== WRITTEN PROBLEM ==
Return the listing word for word, as given.

[Extracts from a graphics dataset]
◆ ◆ ◆ ◆

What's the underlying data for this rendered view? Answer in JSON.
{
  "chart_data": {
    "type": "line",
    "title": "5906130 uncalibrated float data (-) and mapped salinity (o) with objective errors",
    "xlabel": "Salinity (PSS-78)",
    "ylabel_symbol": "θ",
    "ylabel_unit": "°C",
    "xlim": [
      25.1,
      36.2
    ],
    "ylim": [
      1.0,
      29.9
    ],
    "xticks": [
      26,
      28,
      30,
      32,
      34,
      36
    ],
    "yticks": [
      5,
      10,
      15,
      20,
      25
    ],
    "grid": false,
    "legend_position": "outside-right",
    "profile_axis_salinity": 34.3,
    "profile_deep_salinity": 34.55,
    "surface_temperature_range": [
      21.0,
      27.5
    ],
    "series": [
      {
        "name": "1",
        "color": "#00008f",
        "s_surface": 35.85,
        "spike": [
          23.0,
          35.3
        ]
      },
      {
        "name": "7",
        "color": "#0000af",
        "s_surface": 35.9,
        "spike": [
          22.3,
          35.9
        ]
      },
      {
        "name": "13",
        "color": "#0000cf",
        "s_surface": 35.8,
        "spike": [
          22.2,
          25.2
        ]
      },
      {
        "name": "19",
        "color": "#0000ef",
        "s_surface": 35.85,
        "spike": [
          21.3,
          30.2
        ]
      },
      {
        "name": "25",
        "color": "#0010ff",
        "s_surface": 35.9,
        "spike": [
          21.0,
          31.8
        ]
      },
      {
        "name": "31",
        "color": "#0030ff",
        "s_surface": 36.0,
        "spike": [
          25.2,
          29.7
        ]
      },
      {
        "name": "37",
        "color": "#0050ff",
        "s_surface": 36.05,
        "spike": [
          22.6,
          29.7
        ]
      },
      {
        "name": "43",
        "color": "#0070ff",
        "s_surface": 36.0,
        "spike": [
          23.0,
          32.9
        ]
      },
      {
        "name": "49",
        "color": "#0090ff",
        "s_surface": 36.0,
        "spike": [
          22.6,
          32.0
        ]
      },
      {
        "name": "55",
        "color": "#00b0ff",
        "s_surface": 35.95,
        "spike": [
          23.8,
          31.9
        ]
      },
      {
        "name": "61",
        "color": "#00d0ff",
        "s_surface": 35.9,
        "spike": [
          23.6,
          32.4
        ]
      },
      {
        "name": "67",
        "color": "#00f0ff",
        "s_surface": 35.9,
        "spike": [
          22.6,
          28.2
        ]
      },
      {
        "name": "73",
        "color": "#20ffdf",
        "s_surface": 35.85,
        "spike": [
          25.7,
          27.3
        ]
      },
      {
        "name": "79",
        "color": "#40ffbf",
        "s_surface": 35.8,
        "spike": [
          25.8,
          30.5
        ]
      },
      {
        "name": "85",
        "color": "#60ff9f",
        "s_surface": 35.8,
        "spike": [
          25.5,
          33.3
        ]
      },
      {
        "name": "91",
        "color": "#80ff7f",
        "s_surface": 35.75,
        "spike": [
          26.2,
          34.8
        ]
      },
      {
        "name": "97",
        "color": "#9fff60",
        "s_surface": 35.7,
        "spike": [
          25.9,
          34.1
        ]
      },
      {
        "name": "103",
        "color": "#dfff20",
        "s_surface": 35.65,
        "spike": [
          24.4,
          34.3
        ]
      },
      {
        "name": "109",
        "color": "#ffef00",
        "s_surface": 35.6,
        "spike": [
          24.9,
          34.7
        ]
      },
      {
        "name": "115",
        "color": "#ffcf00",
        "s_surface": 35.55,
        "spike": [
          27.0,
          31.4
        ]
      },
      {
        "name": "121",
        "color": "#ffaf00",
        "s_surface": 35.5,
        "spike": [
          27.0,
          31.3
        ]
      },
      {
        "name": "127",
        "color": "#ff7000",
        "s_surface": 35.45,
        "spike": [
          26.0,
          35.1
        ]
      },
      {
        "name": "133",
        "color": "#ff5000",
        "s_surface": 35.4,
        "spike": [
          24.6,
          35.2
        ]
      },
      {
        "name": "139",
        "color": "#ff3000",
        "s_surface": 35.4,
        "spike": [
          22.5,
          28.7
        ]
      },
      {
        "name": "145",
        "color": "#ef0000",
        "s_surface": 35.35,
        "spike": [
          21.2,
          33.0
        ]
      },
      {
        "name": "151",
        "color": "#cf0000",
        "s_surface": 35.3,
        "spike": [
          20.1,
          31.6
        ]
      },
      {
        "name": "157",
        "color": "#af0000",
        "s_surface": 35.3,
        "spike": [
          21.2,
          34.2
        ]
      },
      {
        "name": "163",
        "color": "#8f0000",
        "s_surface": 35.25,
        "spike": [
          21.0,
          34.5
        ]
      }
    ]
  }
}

◆ ◆ ◆ ◆

== SOLUTION FOR THIS PROBLEM ==
What's the underlying data for this rendered view? Answer in JSON.
{
  "chart_data": {
    "type": "line",
    "title": "5906130 uncalibrated float data (-) and mapped salinity (o) with objective errors",
    "xlabel": "Salinity (PSS-78)",
    "ylabel_symbol": "θ",
    "ylabel_unit": "°C",
    "xlim": [
      25.1,
      36.2
    ],
    "ylim": [
      1.0,
      29.9
    ],
    "xticks": [
      26,
      28,
      30,
      32,
      34,
      36
    ],
    "yticks": [
      5,
      10,
      15,
      20,
      25
    ],
    "grid": false,
    "legend_position": "outside-right",
    "profile_axis_salinity": 34.3,
    "profile_deep_salinity": 34.55,
    "surface_temperature_range": [
      21.0,
      27.5
    ],
    "series": [
      {
        "name": "1",
        "color": "#00008f",
        "s_surface": 35.85,
        "spike": [
          23.0,
          35.3
        ]
      },
      {
        "name": "7",
        "color": "#0000af",
        "s_surface": 35.9,
        "spike": [
          22.3,
          35.9
        ]
      },
      {
        "name": "13",
        "color": "#0000cf",
        "s_surface": 35.8,
        "spike": [
          22.2,
          25.2
        ]
      },
      {
        "name": "19",
        "color": "#0000ef",
        "s_surface": 35.85,
        "spike": [
          21.3,
          30.2
        ]
      },
      {
        "name": "25",
        "color": "#0010ff",
        "s_surface": 35.9,
        "spike": [
          21.0,
          31.8
        ]
      },
      {
        "name": "31",
        "color": "#0030ff",
        "s_surface": 36.0,
        "spike": [
          25.2,
          29.7
        ]
      },
      {
        "name": "37",
        "color": "#0050ff",
        "s_surface": 36.05,
        "spike": [
          22.6,
          29.7
        ]
      },
      {
        "name": "43",
        "color": "#0070ff",
        "s_surface": 36.0,
        "spike": [
          23.0,
          32.9
        ]
      },
      {
        "name": "49",
        "color": "#0090ff",
        "s_surface": 36.0,
        "spike": [
          22.6,
          32.0
        ]
      },
      {
        "name": "55",
        "color": "#00b0ff",
        "s_surface": 35.95,
        "spike": [
          23.8,
          31.9
        ]
      },
      {
        "name": "61",
        "color": "#00d0ff",
        "s_surface": 35.9,
        "spike": [
          23.6,
          32.4
        ]
      },
      {
        "name": "67",
        "color": "#00f0ff",
        "s_surface": 35.9,
        "spike": [
          22.6,
          28.2
        ]
      },
      {
        "name": "73",
        "color": "#20ffdf",
        "s_surface": 35.85,
        "spike": [
          25.7,
          27.3
        ]
      },
      {
        "name": "79",
        "color": "#40ffbf",
        "s_surface": 35.8,
        "spike": [
          25.8,
          30.5
        ]
      },
      {
        "name": "85",
        "color": "#60ff9f",
        "s_surface": 35.8,
        "spike": [
          25.5,
          33.3
        ]
      },
      {
        "name": "91",
        "color": "#80ff7f",
        "s_surface": 35.75,
        "spike": [
          26.2,
          34.8
        ]
      },
      {
        "name": "97",
        "color": "#9fff60",
        "s_surface": 35.7,
        "spike": [
          25.9,
          34.1
        ]
      },
      {
        "name": "103",
        "color": "#dfff20",
        "s_surface": 35.65,
        "spike": [
          24.4,
          34.3
        ]
      },
      {
        "name": "109",
        "color": "#ffef00",
        "s_surface": 35.6,
        "spike": [
          24.9,
          34.7
        ]
      },
      {
        "name": "115",
        "color": "#ffcf00",
        "s_surface": 35.55,
        "spike": [
          27.0,
          31.4
        ]
      },
      {
        "name": "121",
        "color": "#ffaf00",
        "s_surface": 35.5,
        "spike": [
          27.0,
          31.3
        ]
      },
      {
        "name": "127",
        "color": "#ff7000",
        "s_surface": 35.45,
        "spike": [
          26.0,
          35.1
        ]
      },
      {
        "name": "133",
        "color": "#ff5000",
        "s_surface": 35.4,
        "spike": [
          24.6,
          35.2
        ]
      },
      {
        "name": "139",
        "color": "#ff3000",
        "s_surface": 35.4,
        "spike": [
          22.5,
          28.7
        ]
      },
      {
        "name": "145",
        "color": "#ef0000",
        "s_surface": 35.35,
        "spike": [
          21.2,
          33.0
        ]
      },
      {
        "name": "151",
        "color": "#cf0000",
        "s_surface": 35.3,
        "spike": [
          20.1,
          31.6
        ]
      },
      {
        "name": "157",
        "color": "#af0000",
        "s_surface": 35.3,
        "spike": [
          21.2,
          34.2
        ]
      },
      {
        "name": "163",
        "color": "#8f0000",
        "s_surface": 35.25,
        "spike": [
          21.0,
          34.5
        ]
      }
    ]
  }
}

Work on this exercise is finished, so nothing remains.